Exercise aim => Every entry below should be repeated exactly; the pictures should not.

Materials provided =>
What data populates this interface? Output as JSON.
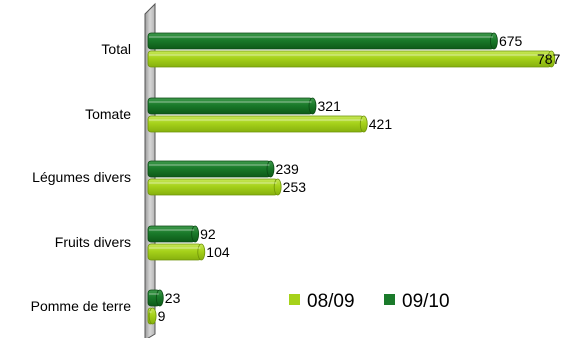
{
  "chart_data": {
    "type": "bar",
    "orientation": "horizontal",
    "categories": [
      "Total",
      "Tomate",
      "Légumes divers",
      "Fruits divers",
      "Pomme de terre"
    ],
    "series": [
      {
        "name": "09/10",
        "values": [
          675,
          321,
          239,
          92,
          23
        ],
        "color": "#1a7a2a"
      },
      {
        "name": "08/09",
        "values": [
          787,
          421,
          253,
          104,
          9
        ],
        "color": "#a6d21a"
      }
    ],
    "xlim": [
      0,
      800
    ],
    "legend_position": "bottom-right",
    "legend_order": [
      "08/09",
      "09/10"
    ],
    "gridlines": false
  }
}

Finished task =>
What data populates this interface? Output as JSON.
{
  "chart_data": {
    "type": "bar",
    "orientation": "horizontal",
    "categories": [
      "Total",
      "Tomate",
      "Légumes divers",
      "Fruits divers",
      "Pomme de terre"
    ],
    "series": [
      {
        "name": "09/10",
        "values": [
          675,
          321,
          239,
          92,
          23
        ],
        "color": "#1a7a2a"
      },
      {
        "name": "08/09",
        "values": [
          787,
          421,
          253,
          104,
          9
        ],
        "color": "#a6d21a"
      }
    ],
    "xlim": [
      0,
      800
    ],
    "legend_position": "bottom-right",
    "legend_order": [
      "08/09",
      "09/10"
    ],
    "gridlines": false
  }
}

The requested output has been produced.